[What this task involves] Return every line below as is, leaving out the pictures.

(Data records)
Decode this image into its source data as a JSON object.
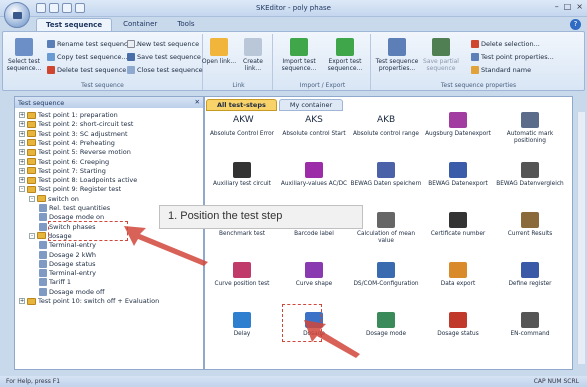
{
  "window": {
    "title": "SKEditor - poly phase",
    "controls": [
      "–",
      "□",
      "×"
    ]
  },
  "ribbon_tabs": [
    "Test sequence",
    "Container",
    "Tools"
  ],
  "ribbon": {
    "test_sequence_group": {
      "label": "Test sequence",
      "select_btn": "Select test sequence...",
      "rename": "Rename test sequence...",
      "copy": "Copy test sequence...",
      "delete": "Delete test sequence...",
      "new": "New test sequence",
      "save": "Save test sequence",
      "close": "Close test sequence"
    },
    "link_group": {
      "label": "Link",
      "open": "Open link...",
      "create": "Create link..."
    },
    "import_group": {
      "label": "Import / Export",
      "import": "Import test sequence...",
      "export": "Export test sequence..."
    },
    "properties_group": {
      "label": "Test sequence properties",
      "props": "Test sequence properties...",
      "save_partial": "Save partial sequence",
      "delete_sel": "Delete selection...",
      "test_point_props": "Test point properties...",
      "standard_name": "Standard name"
    }
  },
  "left_panel": {
    "title": "Test sequence",
    "tree": [
      "Test point 1: preparation",
      "Test point 2: short-circuit test",
      "Test point 3: SC adjustment",
      "Test point 4: Preheating",
      "Test point 5: Reverse motion",
      "Test point 6: Creeping",
      "Test point 7: Starting",
      "Test point 8: Loadpoints active",
      "Test point 9: Register test",
      "switch on",
      "Rel. test quantities",
      "Dosage mode on",
      "Switch phases",
      "dosage",
      "Terminal-entry",
      "Dosage 2 kWh",
      "Dosage status",
      "Terminal-entry",
      "Tariff 1",
      "Dosage mode off",
      "Test point 10: switch off + Evaluation"
    ]
  },
  "doc_tabs": [
    "All test-steps",
    "My container"
  ],
  "steps": [
    "Absolute Control Error",
    "Absolute control Start",
    "Absolute control range",
    "Augsburg Datenexport",
    "Automatic mark positioning",
    "Auxiliary test circuit",
    "Auxiliary-values AC/DC",
    "BEWAG Daten speichern",
    "BEWAG Datenexport",
    "BEWAG Datenvergleich",
    "Benchmark test",
    "Barcode label",
    "Calculation of mean value",
    "Certificate number",
    "Current Results",
    "Curve position test",
    "Curve shape",
    "DS/COM-Configuration",
    "Data export",
    "Define register",
    "Delay",
    "Dosage",
    "Dosage mode",
    "Dosage status",
    "EN-command"
  ],
  "step_icon_text": [
    "AKW",
    "AKS",
    "AKB"
  ],
  "callout": "1. Position the test step",
  "status": {
    "left": "For Help, press F1",
    "right": "CAP NUM SCRL"
  },
  "colors": {
    "highlight": "#d1463b",
    "accent": "#f8d36a"
  }
}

[Output of the task]
Decode this image into its source data as a JSON object.
{
  "window": {
    "title": "SKEditor - poly phase",
    "controls": [
      "–",
      "□",
      "×"
    ]
  },
  "ribbon_tabs": [
    "Test sequence",
    "Container",
    "Tools"
  ],
  "ribbon": {
    "test_sequence_group": {
      "label": "Test sequence",
      "select_btn": "Select test sequence...",
      "rename": "Rename test sequence...",
      "copy": "Copy test sequence...",
      "delete": "Delete test sequence...",
      "new": "New test sequence",
      "save": "Save test sequence",
      "close": "Close test sequence"
    },
    "link_group": {
      "label": "Link",
      "open": "Open link...",
      "create": "Create link..."
    },
    "import_group": {
      "label": "Import / Export",
      "import": "Import test sequence...",
      "export": "Export test sequence..."
    },
    "properties_group": {
      "label": "Test sequence properties",
      "props": "Test sequence properties...",
      "save_partial": "Save partial sequence",
      "delete_sel": "Delete selection...",
      "test_point_props": "Test point properties...",
      "standard_name": "Standard name"
    }
  },
  "left_panel": {
    "title": "Test sequence",
    "tree": [
      "Test point 1: preparation",
      "Test point 2: short-circuit test",
      "Test point 3: SC adjustment",
      "Test point 4: Preheating",
      "Test point 5: Reverse motion",
      "Test point 6: Creeping",
      "Test point 7: Starting",
      "Test point 8: Loadpoints active",
      "Test point 9: Register test",
      "switch on",
      "Rel. test quantities",
      "Dosage mode on",
      "Switch phases",
      "dosage",
      "Terminal-entry",
      "Dosage 2 kWh",
      "Dosage status",
      "Terminal-entry",
      "Tariff 1",
      "Dosage mode off",
      "Test point 10: switch off + Evaluation"
    ]
  },
  "doc_tabs": [
    "All test-steps",
    "My container"
  ],
  "steps": [
    "Absolute Control Error",
    "Absolute control Start",
    "Absolute control range",
    "Augsburg Datenexport",
    "Automatic mark positioning",
    "Auxiliary test circuit",
    "Auxiliary-values AC/DC",
    "BEWAG Daten speichern",
    "BEWAG Datenexport",
    "BEWAG Datenvergleich",
    "Benchmark test",
    "Barcode label",
    "Calculation of mean value",
    "Certificate number",
    "Current Results",
    "Curve position test",
    "Curve shape",
    "DS/COM-Configuration",
    "Data export",
    "Define register",
    "Delay",
    "Dosage",
    "Dosage mode",
    "Dosage status",
    "EN-command"
  ],
  "step_icon_text": [
    "AKW",
    "AKS",
    "AKB"
  ],
  "callout": "1. Position the test step",
  "status": {
    "left": "For Help, press F1",
    "right": "CAP NUM SCRL"
  },
  "colors": {
    "highlight": "#d1463b",
    "accent": "#f8d36a"
  }
}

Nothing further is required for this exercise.